• Collected data entries
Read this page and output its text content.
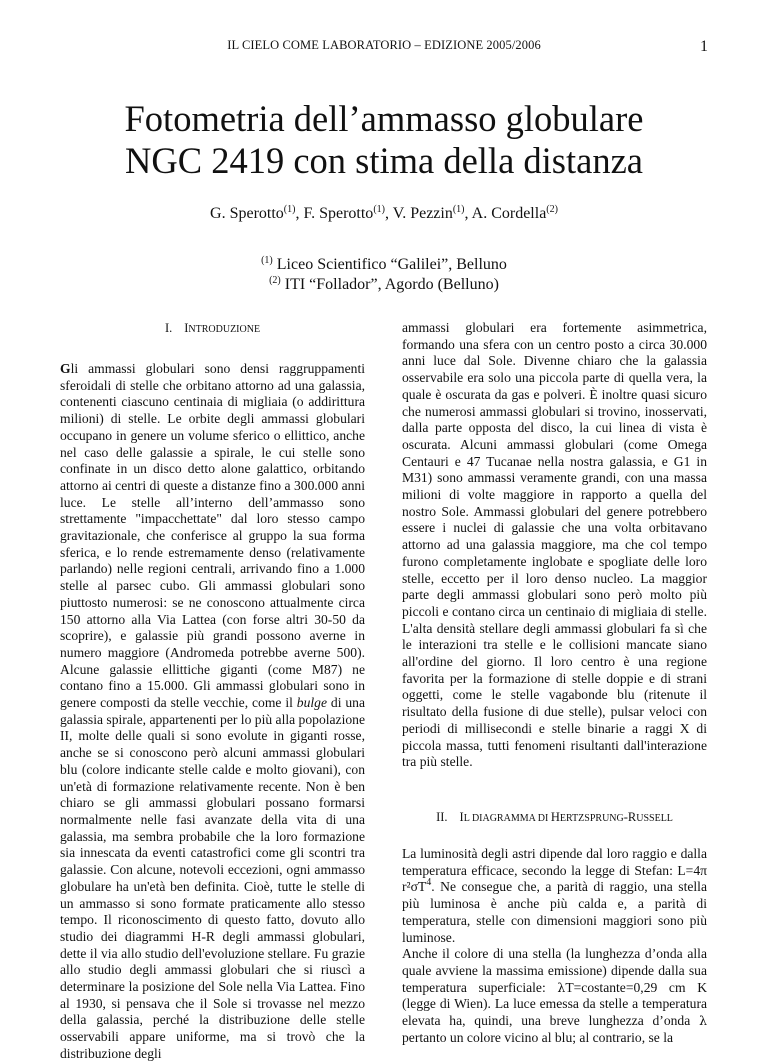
IL CIELO COME LABORATORIO – EDIZIONE 2005/2006	1
Fotometria dell’ammasso globulare
NGC 2419 con stima della distanza
G. Sperotto$^{(1)}$, F. Sperotto$^{(1)}$, V. Pezzin$^{(1)}$, A. Cordella$^{(2)}$
$^{(1)}$ Liceo Scientifico “Galilei”, Belluno
$^{(2)}$ ITI “Follador”, Agordo (Belluno)
I. INTRODUZIONE

Gli ammassi globulari sono densi raggruppamenti sferoidali di stelle che orbitano attorno ad una galassia, contenenti ciascuno centinaia di migliaia (o addirittura milioni) di stelle. Le orbite degli ammassi globulari occupano in genere un volume sferico o ellittico, anche nel caso delle galassie a spirale, le cui stelle sono confinate in un disco detto alone galattico, orbitando attorno ai centri di queste a distanze fino a 300.000 anni luce. Le stelle all’interno dell’ammasso sono strettamente "impacchettate" dal loro stesso campo gravitazionale, che conferisce al gruppo la sua forma sferica, e lo rende estremamente denso (relativamente parlando) nelle regioni centrali, arrivando fino a 1.000 stelle al parsec cubo. Gli ammassi globulari sono piuttosto numerosi: se ne conoscono attualmente circa 150 attorno alla Via Lattea (con forse altri 30-50 da scoprire), e galassie più grandi possono averne in numero maggiore (Andromeda potrebbe averne 500). Alcune galassie ellittiche giganti (come M87) ne contano fino a 15.000. Gli ammassi globulari sono in genere composti da stelle vecchie, come il bulge di una galassia spirale, appartenenti per lo più alla popolazione II, molte delle quali si sono evolute in giganti rosse, anche se si conoscono però alcuni ammassi globulari blu (colore indicante stelle calde e molto giovani), con un'età di formazione relativamente recente. Non è ben chiaro se gli ammassi globulari possano formarsi normalmente nelle fasi avanzate della vita di una galassia, ma sembra probabile che la loro formazione sia innescata da eventi catastrofici come gli scontri tra galassie. Con alcune, notevoli eccezioni, ogni ammasso globulare ha un'età ben definita. Cioè, tutte le stelle di un ammasso si sono formate praticamente allo stesso tempo. Il riconoscimento di questo fatto, dovuto allo studio dei diagrammi H-R degli ammassi globulari, dette il via allo studio dell'evoluzione stellare. Fu grazie allo studio degli ammassi globulari che si riuscì a determinare la posizione del Sole nella Via Lattea. Fino al 1930, si pensava che il Sole si trovasse nel mezzo della galassia, perché la distribuzione delle stelle osservabili appare uniforme, ma si trovò che la distribuzione degli

ammassi globulari era fortemente asimmetrica, formando una sfera con un centro posto a circa 30.000 anni luce dal Sole. Divenne chiaro che la galassia osservabile era solo una piccola parte di quella vera, la quale è oscurata da gas e polveri. È inoltre quasi sicuro che numerosi ammassi globulari si trovino, inosservati, dalla parte opposta del disco, la cui linea di vista è oscurata. Alcuni ammassi globulari (come Omega Centauri e 47 Tucanae nella nostra galassia, e G1 in M31) sono ammassi veramente grandi, con una massa milioni di volte maggiore in rapporto a quella del nostro Sole. Ammassi globulari del genere potrebbero essere i nuclei di galassie che una volta orbitavano attorno ad una galassia maggiore, ma che col tempo furono completamente inglobate e spogliate delle loro stelle, eccetto per il loro denso nucleo. La maggior parte degli ammassi globulari sono però molto più piccoli e contano circa un centinaio di migliaia di stelle. L'alta densità stellare degli ammassi globulari fa sì che le interazioni tra stelle e le collisioni mancate siano all'ordine del giorno. Il loro centro è una regione favorita per la formazione di stelle doppie e di strani oggetti, come le stelle vagabonde blu (ritenute il risultato della fusione di due stelle), pulsar veloci con periodi di millisecondi e stelle binarie a raggi X di piccola massa, tutti fenomeni risultanti dall'interazione tra più stelle.

II. IL DIAGRAMMA DI HERTZSPRUNG-RUSSELL

La luminosità degli astri dipende dal loro raggio e dalla temperatura efficace, secondo la legge di Stefan: L=4π $r^2\sigma T^4$. Ne consegue che, a parità di raggio, una stella più luminosa è anche più calda e, a parità di temperatura, stelle con dimensioni maggiori sono più luminose.

Anche il colore di una stella (la lunghezza d’onda alla quale avviene la massima emissione) dipende dalla sua temperatura superficiale: λT=costante=0,29 cm K (legge di Wien). La luce emessa da stelle a temperatura elevata ha, quindi, una breve lunghezza d’onda λ pertanto un colore vicino al blu; al contrario, se la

• What this task involves
Among the records above, find each line holding the string "legge" and pull it out.

• Response to the task
La luminosità degli astri dipende dal loro raggio e dalla temperatura efficace, secondo la legge di Stefan: L=4π $r^2\sigma T^4$. Ne consegue che, a parità di raggio, una stella più luminosa è anche più calda e, a parità di temperatura, stelle con dimensioni maggiori sono più luminose.
Anche il colore di una stella (la lunghezza d’onda alla quale avviene la massima emissione) dipende dalla sua temperatura superficiale: λT=costante=0,29 cm K (legge di Wien). La luce emessa da stelle a temperatura elevata ha, quindi, una breve lunghezza d’onda λ pertanto un colore vicino al blu; al contrario, se la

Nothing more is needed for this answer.